**Data section**
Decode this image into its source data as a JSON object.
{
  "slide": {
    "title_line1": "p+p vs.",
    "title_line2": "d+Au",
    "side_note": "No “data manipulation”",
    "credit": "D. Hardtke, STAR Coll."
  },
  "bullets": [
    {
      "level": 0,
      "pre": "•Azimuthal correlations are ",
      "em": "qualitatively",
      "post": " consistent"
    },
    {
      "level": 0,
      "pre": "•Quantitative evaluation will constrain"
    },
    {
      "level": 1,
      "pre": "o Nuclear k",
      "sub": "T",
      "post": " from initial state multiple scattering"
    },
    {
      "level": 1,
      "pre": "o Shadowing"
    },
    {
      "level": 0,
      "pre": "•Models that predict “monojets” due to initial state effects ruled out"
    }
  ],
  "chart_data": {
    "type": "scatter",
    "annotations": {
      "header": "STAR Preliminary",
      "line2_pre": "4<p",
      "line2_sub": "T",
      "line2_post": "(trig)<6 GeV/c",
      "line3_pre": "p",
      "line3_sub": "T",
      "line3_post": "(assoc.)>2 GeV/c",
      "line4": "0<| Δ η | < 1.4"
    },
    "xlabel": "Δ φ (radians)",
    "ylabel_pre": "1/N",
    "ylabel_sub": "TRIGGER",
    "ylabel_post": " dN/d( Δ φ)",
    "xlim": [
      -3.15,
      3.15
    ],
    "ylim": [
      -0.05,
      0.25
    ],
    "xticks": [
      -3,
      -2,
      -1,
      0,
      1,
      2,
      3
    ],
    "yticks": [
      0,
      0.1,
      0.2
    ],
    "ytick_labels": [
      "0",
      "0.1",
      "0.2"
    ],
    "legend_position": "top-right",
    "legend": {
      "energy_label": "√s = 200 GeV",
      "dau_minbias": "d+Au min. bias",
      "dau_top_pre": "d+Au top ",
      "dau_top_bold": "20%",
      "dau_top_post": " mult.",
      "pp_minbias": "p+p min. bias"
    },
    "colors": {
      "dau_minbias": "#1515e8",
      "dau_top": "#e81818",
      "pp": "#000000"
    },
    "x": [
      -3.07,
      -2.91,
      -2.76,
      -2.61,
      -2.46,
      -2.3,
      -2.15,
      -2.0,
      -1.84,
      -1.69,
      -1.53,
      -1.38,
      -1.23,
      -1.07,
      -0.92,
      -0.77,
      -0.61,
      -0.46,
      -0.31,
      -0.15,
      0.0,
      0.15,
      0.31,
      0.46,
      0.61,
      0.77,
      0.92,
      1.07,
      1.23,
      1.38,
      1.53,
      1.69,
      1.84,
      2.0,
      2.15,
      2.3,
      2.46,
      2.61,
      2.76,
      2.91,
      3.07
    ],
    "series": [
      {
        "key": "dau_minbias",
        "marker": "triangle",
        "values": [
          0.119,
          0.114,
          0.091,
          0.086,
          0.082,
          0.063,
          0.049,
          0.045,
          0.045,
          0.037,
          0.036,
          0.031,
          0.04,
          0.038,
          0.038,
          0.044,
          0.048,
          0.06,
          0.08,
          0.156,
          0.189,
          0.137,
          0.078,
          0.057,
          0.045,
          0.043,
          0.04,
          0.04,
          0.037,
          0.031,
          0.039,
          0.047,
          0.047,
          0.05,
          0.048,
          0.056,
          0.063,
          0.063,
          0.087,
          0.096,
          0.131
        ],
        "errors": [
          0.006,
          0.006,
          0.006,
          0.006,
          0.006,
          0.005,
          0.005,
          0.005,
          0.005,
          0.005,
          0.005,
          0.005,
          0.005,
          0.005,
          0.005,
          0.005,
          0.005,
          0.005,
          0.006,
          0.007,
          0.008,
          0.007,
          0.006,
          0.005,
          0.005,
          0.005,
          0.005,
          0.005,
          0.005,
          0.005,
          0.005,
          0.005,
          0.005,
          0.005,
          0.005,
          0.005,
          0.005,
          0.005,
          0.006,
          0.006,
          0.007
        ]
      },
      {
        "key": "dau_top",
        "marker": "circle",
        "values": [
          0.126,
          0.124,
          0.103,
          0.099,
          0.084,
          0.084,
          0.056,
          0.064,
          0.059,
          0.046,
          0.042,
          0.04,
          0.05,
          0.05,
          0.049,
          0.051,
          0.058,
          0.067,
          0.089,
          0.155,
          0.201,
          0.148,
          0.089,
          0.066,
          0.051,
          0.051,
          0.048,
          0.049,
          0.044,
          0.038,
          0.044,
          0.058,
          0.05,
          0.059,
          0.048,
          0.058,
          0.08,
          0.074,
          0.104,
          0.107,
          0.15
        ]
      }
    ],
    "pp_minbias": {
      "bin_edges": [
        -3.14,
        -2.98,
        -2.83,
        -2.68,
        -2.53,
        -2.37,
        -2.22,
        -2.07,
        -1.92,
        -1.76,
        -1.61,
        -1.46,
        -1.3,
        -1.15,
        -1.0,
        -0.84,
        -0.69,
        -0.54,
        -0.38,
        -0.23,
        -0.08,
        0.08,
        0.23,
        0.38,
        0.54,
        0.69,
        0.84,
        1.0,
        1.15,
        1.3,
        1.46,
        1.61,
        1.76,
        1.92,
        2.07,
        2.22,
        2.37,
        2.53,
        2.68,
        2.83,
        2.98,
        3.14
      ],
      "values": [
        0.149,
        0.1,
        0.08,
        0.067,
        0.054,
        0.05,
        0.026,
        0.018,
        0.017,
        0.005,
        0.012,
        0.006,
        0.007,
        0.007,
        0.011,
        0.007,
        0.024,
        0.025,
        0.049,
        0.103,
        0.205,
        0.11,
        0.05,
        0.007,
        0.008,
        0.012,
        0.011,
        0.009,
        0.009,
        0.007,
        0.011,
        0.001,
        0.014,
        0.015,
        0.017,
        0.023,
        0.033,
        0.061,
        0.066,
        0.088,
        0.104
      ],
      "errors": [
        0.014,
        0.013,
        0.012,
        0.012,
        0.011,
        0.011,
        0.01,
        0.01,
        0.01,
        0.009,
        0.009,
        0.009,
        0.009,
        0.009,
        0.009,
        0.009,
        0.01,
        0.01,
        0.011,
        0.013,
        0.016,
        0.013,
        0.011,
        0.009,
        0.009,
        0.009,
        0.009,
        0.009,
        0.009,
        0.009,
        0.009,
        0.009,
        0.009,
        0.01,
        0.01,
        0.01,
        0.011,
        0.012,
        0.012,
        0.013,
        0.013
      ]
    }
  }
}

**Instructions to follow**
Exactly reproduce every line of the records.

**Result below**
Decode this image into its source data as a JSON object.
{
  "slide": {
    "title_line1": "p+p vs.",
    "title_line2": "d+Au",
    "side_note": "No “data manipulation”",
    "credit": "D. Hardtke, STAR Coll."
  },
  "bullets": [
    {
      "level": 0,
      "pre": "•Azimuthal correlations are ",
      "em": "qualitatively",
      "post": " consistent"
    },
    {
      "level": 0,
      "pre": "•Quantitative evaluation will constrain"
    },
    {
      "level": 1,
      "pre": "o Nuclear k",
      "sub": "T",
      "post": " from initial state multiple scattering"
    },
    {
      "level": 1,
      "pre": "o Shadowing"
    },
    {
      "level": 0,
      "pre": "•Models that predict “monojets” due to initial state effects ruled out"
    }
  ],
  "chart_data": {
    "type": "scatter",
    "annotations": {
      "header": "STAR Preliminary",
      "line2_pre": "4<p",
      "line2_sub": "T",
      "line2_post": "(trig)<6 GeV/c",
      "line3_pre": "p",
      "line3_sub": "T",
      "line3_post": "(assoc.)>2 GeV/c",
      "line4": "0<| Δ η | < 1.4"
    },
    "xlabel": "Δ φ (radians)",
    "ylabel_pre": "1/N",
    "ylabel_sub": "TRIGGER",
    "ylabel_post": " dN/d( Δ φ)",
    "xlim": [
      -3.15,
      3.15
    ],
    "ylim": [
      -0.05,
      0.25
    ],
    "xticks": [
      -3,
      -2,
      -1,
      0,
      1,
      2,
      3
    ],
    "yticks": [
      0,
      0.1,
      0.2
    ],
    "ytick_labels": [
      "0",
      "0.1",
      "0.2"
    ],
    "legend_position": "top-right",
    "legend": {
      "energy_label": "√s = 200 GeV",
      "dau_minbias": "d+Au min. bias",
      "dau_top_pre": "d+Au top ",
      "dau_top_bold": "20%",
      "dau_top_post": " mult.",
      "pp_minbias": "p+p min. bias"
    },
    "colors": {
      "dau_minbias": "#1515e8",
      "dau_top": "#e81818",
      "pp": "#000000"
    },
    "x": [
      -3.07,
      -2.91,
      -2.76,
      -2.61,
      -2.46,
      -2.3,
      -2.15,
      -2.0,
      -1.84,
      -1.69,
      -1.53,
      -1.38,
      -1.23,
      -1.07,
      -0.92,
      -0.77,
      -0.61,
      -0.46,
      -0.31,
      -0.15,
      0.0,
      0.15,
      0.31,
      0.46,
      0.61,
      0.77,
      0.92,
      1.07,
      1.23,
      1.38,
      1.53,
      1.69,
      1.84,
      2.0,
      2.15,
      2.3,
      2.46,
      2.61,
      2.76,
      2.91,
      3.07
    ],
    "series": [
      {
        "key": "dau_minbias",
        "marker": "triangle",
        "values": [
          0.119,
          0.114,
          0.091,
          0.086,
          0.082,
          0.063,
          0.049,
          0.045,
          0.045,
          0.037,
          0.036,
          0.031,
          0.04,
          0.038,
          0.038,
          0.044,
          0.048,
          0.06,
          0.08,
          0.156,
          0.189,
          0.137,
          0.078,
          0.057,
          0.045,
          0.043,
          0.04,
          0.04,
          0.037,
          0.031,
          0.039,
          0.047,
          0.047,
          0.05,
          0.048,
          0.056,
          0.063,
          0.063,
          0.087,
          0.096,
          0.131
        ],
        "errors": [
          0.006,
          0.006,
          0.006,
          0.006,
          0.006,
          0.005,
          0.005,
          0.005,
          0.005,
          0.005,
          0.005,
          0.005,
          0.005,
          0.005,
          0.005,
          0.005,
          0.005,
          0.005,
          0.006,
          0.007,
          0.008,
          0.007,
          0.006,
          0.005,
          0.005,
          0.005,
          0.005,
          0.005,
          0.005,
          0.005,
          0.005,
          0.005,
          0.005,
          0.005,
          0.005,
          0.005,
          0.005,
          0.005,
          0.006,
          0.006,
          0.007
        ]
      },
      {
        "key": "dau_top",
        "marker": "circle",
        "values": [
          0.126,
          0.124,
          0.103,
          0.099,
          0.084,
          0.084,
          0.056,
          0.064,
          0.059,
          0.046,
          0.042,
          0.04,
          0.05,
          0.05,
          0.049,
          0.051,
          0.058,
          0.067,
          0.089,
          0.155,
          0.201,
          0.148,
          0.089,
          0.066,
          0.051,
          0.051,
          0.048,
          0.049,
          0.044,
          0.038,
          0.044,
          0.058,
          0.05,
          0.059,
          0.048,
          0.058,
          0.08,
          0.074,
          0.104,
          0.107,
          0.15
        ]
      }
    ],
    "pp_minbias": {
      "bin_edges": [
        -3.14,
        -2.98,
        -2.83,
        -2.68,
        -2.53,
        -2.37,
        -2.22,
        -2.07,
        -1.92,
        -1.76,
        -1.61,
        -1.46,
        -1.3,
        -1.15,
        -1.0,
        -0.84,
        -0.69,
        -0.54,
        -0.38,
        -0.23,
        -0.08,
        0.08,
        0.23,
        0.38,
        0.54,
        0.69,
        0.84,
        1.0,
        1.15,
        1.3,
        1.46,
        1.61,
        1.76,
        1.92,
        2.07,
        2.22,
        2.37,
        2.53,
        2.68,
        2.83,
        2.98,
        3.14
      ],
      "values": [
        0.149,
        0.1,
        0.08,
        0.067,
        0.054,
        0.05,
        0.026,
        0.018,
        0.017,
        0.005,
        0.012,
        0.006,
        0.007,
        0.007,
        0.011,
        0.007,
        0.024,
        0.025,
        0.049,
        0.103,
        0.205,
        0.11,
        0.05,
        0.007,
        0.008,
        0.012,
        0.011,
        0.009,
        0.009,
        0.007,
        0.011,
        0.001,
        0.014,
        0.015,
        0.017,
        0.023,
        0.033,
        0.061,
        0.066,
        0.088,
        0.104
      ],
      "errors": [
        0.014,
        0.013,
        0.012,
        0.012,
        0.011,
        0.011,
        0.01,
        0.01,
        0.01,
        0.009,
        0.009,
        0.009,
        0.009,
        0.009,
        0.009,
        0.009,
        0.01,
        0.01,
        0.011,
        0.013,
        0.016,
        0.013,
        0.011,
        0.009,
        0.009,
        0.009,
        0.009,
        0.009,
        0.009,
        0.009,
        0.009,
        0.009,
        0.009,
        0.01,
        0.01,
        0.01,
        0.011,
        0.012,
        0.012,
        0.013,
        0.013
      ]
    }
  }
}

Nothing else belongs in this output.